__YOUR TASK__.
In the entries below, find the lines with the word "data" and copy them.

(Some records)
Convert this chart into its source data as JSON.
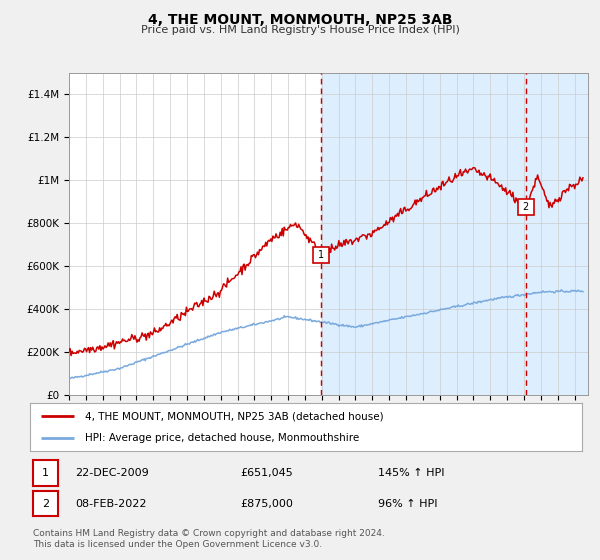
{
  "title": "4, THE MOUNT, MONMOUTH, NP25 3AB",
  "subtitle": "Price paid vs. HM Land Registry's House Price Index (HPI)",
  "ylabel_ticks": [
    "£0",
    "£200K",
    "£400K",
    "£600K",
    "£800K",
    "£1M",
    "£1.2M",
    "£1.4M"
  ],
  "ylabel_values": [
    0,
    200000,
    400000,
    600000,
    800000,
    1000000,
    1200000,
    1400000
  ],
  "ylim": [
    0,
    1500000
  ],
  "xlim_start": 1995.0,
  "xlim_end": 2025.8,
  "line1_color": "#cc0000",
  "line2_color": "#7aaadd",
  "marker1_date": 2009.97,
  "marker1_value": 651045,
  "marker2_date": 2022.1,
  "marker2_value": 875000,
  "legend_line1": "4, THE MOUNT, MONMOUTH, NP25 3AB (detached house)",
  "legend_line2": "HPI: Average price, detached house, Monmouthshire",
  "table_row1_num": "1",
  "table_row1_date": "22-DEC-2009",
  "table_row1_price": "£651,045",
  "table_row1_hpi": "145% ↑ HPI",
  "table_row2_num": "2",
  "table_row2_date": "08-FEB-2022",
  "table_row2_price": "£875,000",
  "table_row2_hpi": "96% ↑ HPI",
  "footer": "Contains HM Land Registry data © Crown copyright and database right 2024.\nThis data is licensed under the Open Government Licence v3.0.",
  "fig_bg_color": "#f0f0f0",
  "plot_bg_color": "#ffffff",
  "span_bg_color": "#ddeeff",
  "grid_color": "#cccccc",
  "vline_color": "#cc0000",
  "legend_border_color": "#aaaaaa",
  "num_box_color": "#cc0000",
  "title_fontsize": 10,
  "subtitle_fontsize": 8,
  "tick_fontsize": 7.5,
  "legend_fontsize": 7.5,
  "table_fontsize": 8,
  "footer_fontsize": 6.5
}
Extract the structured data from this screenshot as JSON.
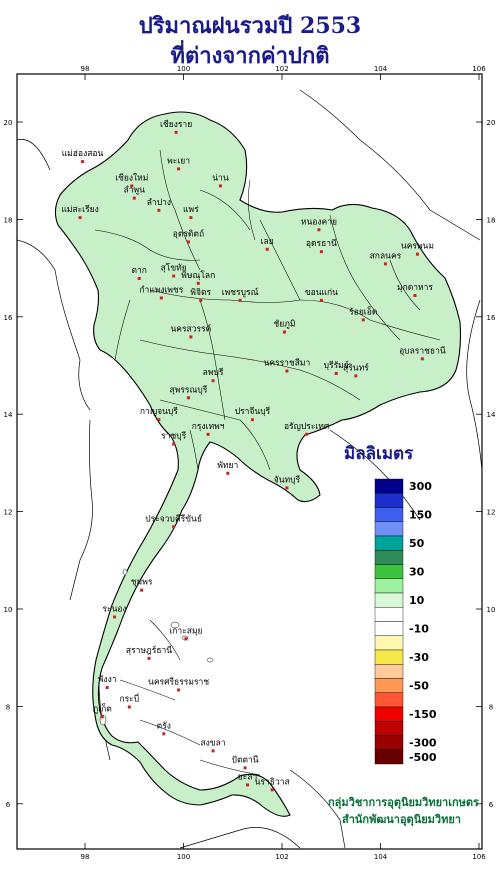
{
  "title": {
    "line1": "ปริมาณฝนรวมปี 2553",
    "line2": "ที่ต่างจากค่าปกติ"
  },
  "axes": {
    "longitude_ticks": [
      "98",
      "100",
      "102",
      "104",
      "106"
    ],
    "latitude_ticks": [
      "20",
      "18",
      "16",
      "14",
      "12",
      "10",
      "8",
      "6"
    ]
  },
  "legend": {
    "title": "มิลลิเมตร",
    "bins": [
      {
        "label": "300",
        "color": "#00008b"
      },
      {
        "label": "",
        "color": "#1c2fcc"
      },
      {
        "label": "150",
        "color": "#3d5ff0"
      },
      {
        "label": "",
        "color": "#6f8ff5"
      },
      {
        "label": "50",
        "color": "#00a39b"
      },
      {
        "label": "",
        "color": "#2e8b57"
      },
      {
        "label": "30",
        "color": "#3cc43c"
      },
      {
        "label": "",
        "color": "#9ef09e"
      },
      {
        "label": "10",
        "color": "#d8f8d8"
      },
      {
        "label": "",
        "color": "#ffffff"
      },
      {
        "label": "-10",
        "color": "#ffffff"
      },
      {
        "label": "",
        "color": "#fff8b0"
      },
      {
        "label": "-30",
        "color": "#f5e84a"
      },
      {
        "label": "",
        "color": "#ffcc99"
      },
      {
        "label": "-50",
        "color": "#ff9955"
      },
      {
        "label": "",
        "color": "#ff5533"
      },
      {
        "label": "-150",
        "color": "#ee0000"
      },
      {
        "label": "",
        "color": "#c00000"
      },
      {
        "label": "-300",
        "color": "#990000"
      },
      {
        "label": "-500",
        "color": "#660000"
      }
    ]
  },
  "place_labels": [
    {
      "name": "เชียงราย",
      "lon": 99.85,
      "lat": 19.9
    },
    {
      "name": "แม่ฮ่องสอน",
      "lon": 97.95,
      "lat": 19.3
    },
    {
      "name": "พะเยา",
      "lon": 99.9,
      "lat": 19.15
    },
    {
      "name": "น่าน",
      "lon": 100.75,
      "lat": 18.8
    },
    {
      "name": "เชียงใหม่",
      "lon": 98.95,
      "lat": 18.8
    },
    {
      "name": "ลำพูน",
      "lon": 99.0,
      "lat": 18.55
    },
    {
      "name": "ลำปาง",
      "lon": 99.5,
      "lat": 18.3
    },
    {
      "name": "แพร่",
      "lon": 100.15,
      "lat": 18.15
    },
    {
      "name": "แม่สะเรียง",
      "lon": 97.9,
      "lat": 18.15
    },
    {
      "name": "อุตรดิตถ์",
      "lon": 100.1,
      "lat": 17.65
    },
    {
      "name": "หนองคาย",
      "lon": 102.75,
      "lat": 17.9
    },
    {
      "name": "นครพนม",
      "lon": 104.75,
      "lat": 17.4
    },
    {
      "name": "อุดรธานี",
      "lon": 102.8,
      "lat": 17.45
    },
    {
      "name": "เลย",
      "lon": 101.7,
      "lat": 17.5
    },
    {
      "name": "สกลนคร",
      "lon": 104.1,
      "lat": 17.2
    },
    {
      "name": "ตาก",
      "lon": 99.1,
      "lat": 16.9
    },
    {
      "name": "สุโขทัย",
      "lon": 99.8,
      "lat": 16.95
    },
    {
      "name": "พิษณุโลก",
      "lon": 100.3,
      "lat": 16.8
    },
    {
      "name": "มุกดาหาร",
      "lon": 104.7,
      "lat": 16.55
    },
    {
      "name": "กำแพงเพชร",
      "lon": 99.55,
      "lat": 16.5
    },
    {
      "name": "พิจิตร",
      "lon": 100.35,
      "lat": 16.45
    },
    {
      "name": "เพชรบูรณ์",
      "lon": 101.15,
      "lat": 16.45
    },
    {
      "name": "ขอนแก่น",
      "lon": 102.8,
      "lat": 16.45
    },
    {
      "name": "ร้อยเอ็ด",
      "lon": 103.65,
      "lat": 16.05
    },
    {
      "name": "นครสวรรค์",
      "lon": 100.15,
      "lat": 15.7
    },
    {
      "name": "ชัยภูมิ",
      "lon": 102.05,
      "lat": 15.8
    },
    {
      "name": "อุบลราชธานี",
      "lon": 104.85,
      "lat": 15.25
    },
    {
      "name": "นครราชสีมา",
      "lon": 102.1,
      "lat": 15.0
    },
    {
      "name": "บุรีรัมย์",
      "lon": 103.1,
      "lat": 14.95
    },
    {
      "name": "สุรินทร์",
      "lon": 103.5,
      "lat": 14.9
    },
    {
      "name": "ลพบุรี",
      "lon": 100.6,
      "lat": 14.8
    },
    {
      "name": "สุพรรณบุรี",
      "lon": 100.1,
      "lat": 14.45
    },
    {
      "name": "กาญจนบุรี",
      "lon": 99.5,
      "lat": 14.0
    },
    {
      "name": "ปราจีนบุรี",
      "lon": 101.4,
      "lat": 14.0
    },
    {
      "name": "อรัญประเทศ",
      "lon": 102.5,
      "lat": 13.7
    },
    {
      "name": "กรุงเทพฯ",
      "lon": 100.5,
      "lat": 13.7
    },
    {
      "name": "ราชบุรี",
      "lon": 99.8,
      "lat": 13.5
    },
    {
      "name": "พัทยา",
      "lon": 100.9,
      "lat": 12.9
    },
    {
      "name": "จันทบุรี",
      "lon": 102.1,
      "lat": 12.6
    },
    {
      "name": "ประจวบคีรีขันธ์",
      "lon": 99.8,
      "lat": 11.8
    },
    {
      "name": "ชุมพร",
      "lon": 99.15,
      "lat": 10.5
    },
    {
      "name": "ระนอง",
      "lon": 98.6,
      "lat": 9.95
    },
    {
      "name": "เกาะสมุย",
      "lon": 100.05,
      "lat": 9.5
    },
    {
      "name": "สุราษฎร์ธานี",
      "lon": 99.3,
      "lat": 9.1
    },
    {
      "name": "พังงา",
      "lon": 98.45,
      "lat": 8.5
    },
    {
      "name": "ภูเก็ต",
      "lon": 98.35,
      "lat": 7.9
    },
    {
      "name": "กระบี่",
      "lon": 98.9,
      "lat": 8.1
    },
    {
      "name": "นครศรีธรรมราช",
      "lon": 99.9,
      "lat": 8.45
    },
    {
      "name": "ตรัง",
      "lon": 99.6,
      "lat": 7.55
    },
    {
      "name": "สงขลา",
      "lon": 100.6,
      "lat": 7.2
    },
    {
      "name": "ปัตตานี",
      "lon": 101.25,
      "lat": 6.85
    },
    {
      "name": "ยะลา",
      "lon": 101.3,
      "lat": 6.5
    },
    {
      "name": "นราธิวาส",
      "lon": 101.8,
      "lat": 6.4
    }
  ],
  "credits": {
    "line1": "กลุ่มวิชาการอุตุนิยมวิทยาเกษตร",
    "line2": "สำนักพัฒนาอุตุนิยมวิทยา"
  }
}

__EXERCISE OUTPUT__.
Convert this chart into its source data as JSON.
  "footer": "Contains HM Land Registry data © Crown copyright and database right 2024.\nThis data is licensed under the Open Government Licence v3.0.",
Extract the structured data from this screenshot as JSON.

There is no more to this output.